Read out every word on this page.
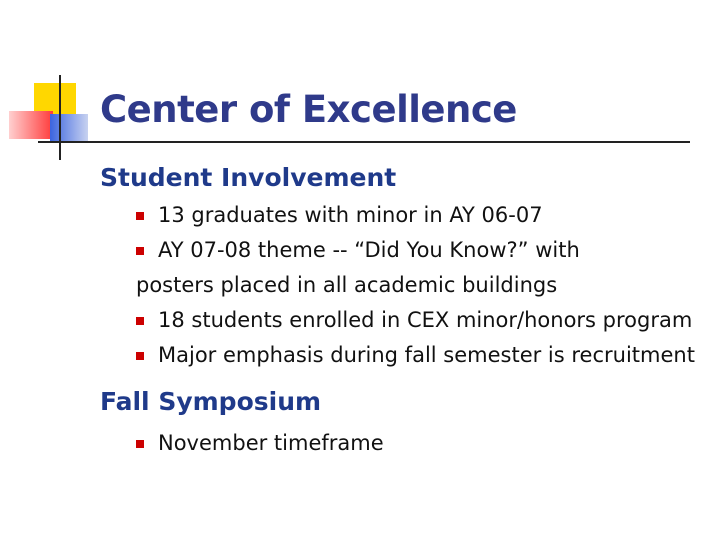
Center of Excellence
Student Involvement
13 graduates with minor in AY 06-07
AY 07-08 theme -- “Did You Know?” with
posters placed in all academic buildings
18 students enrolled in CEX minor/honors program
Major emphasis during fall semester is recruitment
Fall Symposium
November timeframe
━━━━━━━━━━━━━━━━━━━━━━━━━━━━━━
:: Short task ::
Quote each record exactly as it stands, minus the pictures.

:: Exercise output ::
Read out every word on this page.
Center of Excellence
Student Involvement
13 graduates with minor in AY 06-07
AY 07-08 theme -- “Did You Know?” with
posters placed in all academic buildings
18 students enrolled in CEX minor/honors program
Major emphasis during fall semester is recruitment
Fall Symposium
November timeframe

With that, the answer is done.